Bueno, las cosas no han mejorado, o más bien dicho, han empeorado. Claro, tampoco es cosa de ponerse pesimista en exceso, pero hay que admitir que incluso para uno que siempre veía las cosas con una cierta dosis de optimismo—siempre racional, nunca ilusorio—, tal como se ve el panorama no hay mucho motivo para pensar muy positivamente.

Tanto en los aspectos éticos, como en la política, sea esta mundial o doméstica, como en las perspectivas del estado del planeta mismo, hemos llegado a un punto en que las cosas no dan signos de cambiar para bien. Ese panorama seguramente ya no cambiará en el período de vida de quienes fuimos jóvenes en esos lejanos años 60, pero lo que es peor, es probable que ni siquiera mejore para las generaciones que nos han seguido.

En Chile, para mí, un lugar lejano que cada día parece distanciarse más de nuestras memorias y esperanzas, hace ya poco más de un mes que por amplia mayoría la gente rechazó el proyecto constitucional más moderno y democráticamente generado de toda su historia. “Era demasiado buena” escribió Miguel Lawner, en referencia al texto echado al papelero. Seguramente tiene razón, aunque por otro lado eso indirectamente significa admitir que el pueblo chileno simplemente no estaba a la altura de ese texto. “No (hay que) perder el tiempo lanzando perlas de sabiduría ante cerdos impíos”, advertía Jesucristo a sus discípulos en el Evangelio según San Mateo (7:6). Duras palabras sin duda, algunos dirán que son reacciones elitistas, al ver que el pueblo no acompañó un proyecto demasiado vanguardista. Algunos han apuntado a que se habría pasado a llevar un principio esencial de estrategia política, muy bien delineada por no otro que el propio Lenin: la vanguardia debe guiar al pueblo, pero al mismo tiempo debe tener cuidado de no adelantarse demasiado y quedar sola. En ese sentido crítico se han explayado especialmente quienes han subrayado el presunto carácter “maximalista” de la propuesta constitucional.




Por cierto, habrá aun muchas más interpretaciones de por qué se rechazó una propuesta que buscaba mejorar las condiciones de vida de los sectores más desfavorecidos de la sociedad chilena. ¿Qué llevó a la gente de las comunas más pobres a votar del mismo modo que los habitantes de las comunas más acomodadas? ¿O es que esto de las clases sociales ya no tiene vigencia? Algunos han enfatizado conductas de los propios convencionales que tempranamente habrían creado un ánimo de escepticismo e incluso de antagonismo en la ciudadanía. Estuvo ese caso de Rojas Vade, ese sujeto que se hizo pasar por enfermo terminal para recolectar dinero y ser elegido, o ese otro que durante una sesión remota estaba en el baño, o esa convencional que, no se sabe a título de qué, se exhibió semidesnuda. Si bien es cierto todas estas fueron en diverso grado, errores, estupideces o derechamente sinvergüenzuras como el del falso enfermo, esas desgraciadas ocurrencias no podrían considerarse como factores determinantes, aunque si contribuyeron a la derrota.

^^^^

REQUISITOS DE LA TAREA:
#1 Copie literalmente del fragmento sobre el plebiscito constitucional chileno la parte que se abre con las palabras que contienen "Tanto en los" y se cierra con "nos han seguido.".
#2 Enumere los casos de conducta de convencionales que el fragmento sobre el plebiscito constitucional chileno menciona como causantes de escepticismo en la ciudadanía.
Las líneas siguientes proceden de una fuente distinta.

DATOS DE ORIGEN:

^^^^

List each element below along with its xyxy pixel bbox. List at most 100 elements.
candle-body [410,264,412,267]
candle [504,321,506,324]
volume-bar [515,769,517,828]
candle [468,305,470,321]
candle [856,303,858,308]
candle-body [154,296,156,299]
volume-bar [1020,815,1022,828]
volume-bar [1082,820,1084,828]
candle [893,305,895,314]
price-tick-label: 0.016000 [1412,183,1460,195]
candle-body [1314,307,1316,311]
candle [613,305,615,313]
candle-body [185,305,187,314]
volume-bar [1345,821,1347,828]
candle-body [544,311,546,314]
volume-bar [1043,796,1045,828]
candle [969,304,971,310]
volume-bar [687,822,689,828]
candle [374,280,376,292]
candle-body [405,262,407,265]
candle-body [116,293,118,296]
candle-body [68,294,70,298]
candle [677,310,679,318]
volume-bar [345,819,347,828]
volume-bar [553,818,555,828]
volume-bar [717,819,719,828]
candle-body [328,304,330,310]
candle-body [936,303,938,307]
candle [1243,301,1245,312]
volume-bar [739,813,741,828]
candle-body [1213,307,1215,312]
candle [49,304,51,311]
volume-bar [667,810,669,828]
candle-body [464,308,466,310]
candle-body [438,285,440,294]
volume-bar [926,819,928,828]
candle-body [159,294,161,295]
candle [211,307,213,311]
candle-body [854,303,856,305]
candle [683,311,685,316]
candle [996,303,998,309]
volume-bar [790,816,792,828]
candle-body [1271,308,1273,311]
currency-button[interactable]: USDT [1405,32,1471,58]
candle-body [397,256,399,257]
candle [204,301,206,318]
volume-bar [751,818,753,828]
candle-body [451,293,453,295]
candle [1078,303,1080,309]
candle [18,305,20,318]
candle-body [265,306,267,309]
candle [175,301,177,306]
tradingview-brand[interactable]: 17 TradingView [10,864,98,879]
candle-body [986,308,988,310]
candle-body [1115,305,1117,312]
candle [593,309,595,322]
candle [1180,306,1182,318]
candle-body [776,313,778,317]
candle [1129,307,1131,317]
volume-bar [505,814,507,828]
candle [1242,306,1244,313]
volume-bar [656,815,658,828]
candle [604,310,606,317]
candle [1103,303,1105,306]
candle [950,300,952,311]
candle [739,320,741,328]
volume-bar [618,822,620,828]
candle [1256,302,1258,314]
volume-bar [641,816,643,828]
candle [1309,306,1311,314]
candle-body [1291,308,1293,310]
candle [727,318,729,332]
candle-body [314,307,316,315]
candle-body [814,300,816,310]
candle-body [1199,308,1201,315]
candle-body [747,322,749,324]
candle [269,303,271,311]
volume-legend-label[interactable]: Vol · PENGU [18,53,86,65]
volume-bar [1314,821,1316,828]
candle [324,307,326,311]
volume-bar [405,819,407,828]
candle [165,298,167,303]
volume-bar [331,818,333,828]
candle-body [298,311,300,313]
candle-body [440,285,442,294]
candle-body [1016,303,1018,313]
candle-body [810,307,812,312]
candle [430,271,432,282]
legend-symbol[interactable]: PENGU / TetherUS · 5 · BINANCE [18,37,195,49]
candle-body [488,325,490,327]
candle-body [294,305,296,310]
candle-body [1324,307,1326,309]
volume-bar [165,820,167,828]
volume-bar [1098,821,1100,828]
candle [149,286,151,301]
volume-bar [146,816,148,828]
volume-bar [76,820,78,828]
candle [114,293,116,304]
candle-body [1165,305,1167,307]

^^^^

RESPUESTAS POR TAREA:
#1
Tanto en los aspectos éticos, como en la política, sea esta mundial o doméstica, como en las perspectivas del estado del planeta mismo, hemos llegado a un punto en que las cosas no dan signos de cambiar para bien. Ese panorama seguramente ya no cambiará en el período de vida de quienes fuimos jóvenes en esos lejanos años 60, pero lo que es peor, es probable que ni siquiera mejore para las generaciones que nos han seguido.

#2
- Rojas Vade se hizo pasar por enfermo terminal para recolectar dinero y ser elegido.
- Un convencional estaba en el baño durante una sesión remota.
- Una convencional se exhibió semidesnuda.